# PROVIDED RECORDS start

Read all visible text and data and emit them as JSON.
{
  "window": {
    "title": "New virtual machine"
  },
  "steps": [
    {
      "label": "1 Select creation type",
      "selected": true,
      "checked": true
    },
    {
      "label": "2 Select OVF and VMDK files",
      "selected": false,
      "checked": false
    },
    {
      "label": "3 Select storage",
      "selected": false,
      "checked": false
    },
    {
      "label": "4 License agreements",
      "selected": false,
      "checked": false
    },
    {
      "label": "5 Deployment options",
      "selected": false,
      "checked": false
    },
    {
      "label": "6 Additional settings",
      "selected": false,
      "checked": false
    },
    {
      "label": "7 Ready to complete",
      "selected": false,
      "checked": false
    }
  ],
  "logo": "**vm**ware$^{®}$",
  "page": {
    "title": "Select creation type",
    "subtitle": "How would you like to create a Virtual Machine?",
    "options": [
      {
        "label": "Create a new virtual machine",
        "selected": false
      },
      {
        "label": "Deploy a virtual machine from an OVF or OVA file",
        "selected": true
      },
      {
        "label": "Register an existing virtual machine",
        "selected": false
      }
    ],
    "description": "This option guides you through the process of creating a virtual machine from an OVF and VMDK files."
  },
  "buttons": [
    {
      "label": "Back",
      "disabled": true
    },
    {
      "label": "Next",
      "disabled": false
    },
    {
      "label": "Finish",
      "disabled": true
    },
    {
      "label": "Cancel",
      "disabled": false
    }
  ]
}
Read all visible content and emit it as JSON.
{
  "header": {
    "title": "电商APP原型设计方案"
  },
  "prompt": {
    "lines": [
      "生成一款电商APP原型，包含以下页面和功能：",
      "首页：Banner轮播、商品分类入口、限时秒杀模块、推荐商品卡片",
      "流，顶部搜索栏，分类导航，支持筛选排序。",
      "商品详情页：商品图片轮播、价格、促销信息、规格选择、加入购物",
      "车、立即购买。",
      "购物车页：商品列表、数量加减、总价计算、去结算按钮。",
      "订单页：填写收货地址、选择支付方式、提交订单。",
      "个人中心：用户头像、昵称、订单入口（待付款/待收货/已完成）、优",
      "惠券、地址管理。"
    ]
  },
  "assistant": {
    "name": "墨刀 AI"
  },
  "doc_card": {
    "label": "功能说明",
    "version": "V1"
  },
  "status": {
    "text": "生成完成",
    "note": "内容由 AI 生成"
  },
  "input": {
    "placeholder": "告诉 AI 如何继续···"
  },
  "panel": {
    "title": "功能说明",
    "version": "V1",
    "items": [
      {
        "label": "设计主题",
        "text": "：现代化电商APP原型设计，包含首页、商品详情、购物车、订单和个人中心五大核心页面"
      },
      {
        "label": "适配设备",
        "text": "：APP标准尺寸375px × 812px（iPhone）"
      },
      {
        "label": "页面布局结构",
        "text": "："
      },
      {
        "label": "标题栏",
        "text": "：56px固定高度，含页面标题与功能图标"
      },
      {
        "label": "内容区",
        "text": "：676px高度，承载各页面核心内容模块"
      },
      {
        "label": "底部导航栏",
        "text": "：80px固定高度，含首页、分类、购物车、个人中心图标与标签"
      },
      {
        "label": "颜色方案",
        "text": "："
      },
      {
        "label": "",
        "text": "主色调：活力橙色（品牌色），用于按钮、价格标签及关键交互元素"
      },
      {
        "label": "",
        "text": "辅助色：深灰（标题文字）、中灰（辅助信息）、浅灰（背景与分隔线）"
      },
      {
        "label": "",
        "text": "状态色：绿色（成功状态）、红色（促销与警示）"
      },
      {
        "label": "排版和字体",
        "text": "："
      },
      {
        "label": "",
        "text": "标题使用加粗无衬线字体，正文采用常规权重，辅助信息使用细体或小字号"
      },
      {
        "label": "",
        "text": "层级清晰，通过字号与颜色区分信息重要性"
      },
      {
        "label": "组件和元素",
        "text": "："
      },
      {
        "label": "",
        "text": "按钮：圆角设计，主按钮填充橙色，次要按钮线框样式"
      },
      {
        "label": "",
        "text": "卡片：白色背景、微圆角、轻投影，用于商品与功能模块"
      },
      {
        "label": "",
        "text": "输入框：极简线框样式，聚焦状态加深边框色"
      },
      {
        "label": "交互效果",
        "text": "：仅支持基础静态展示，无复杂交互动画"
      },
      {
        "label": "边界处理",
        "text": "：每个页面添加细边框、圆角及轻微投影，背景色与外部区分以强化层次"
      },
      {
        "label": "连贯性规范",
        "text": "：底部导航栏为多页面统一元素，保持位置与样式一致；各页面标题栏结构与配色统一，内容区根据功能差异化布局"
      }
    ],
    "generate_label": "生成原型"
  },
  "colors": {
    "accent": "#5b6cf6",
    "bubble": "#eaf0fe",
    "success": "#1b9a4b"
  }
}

# PROVIDED RECORDS end

(EXERCISE) Using the data above, copy each line that contains "from".

(CORRECT OUTPUT)
        "label": "Deploy a virtual machine from an OVF or OVA file",
    "description": "This option guides you through the process of creating a virtual machine from an OVF and VMDK files."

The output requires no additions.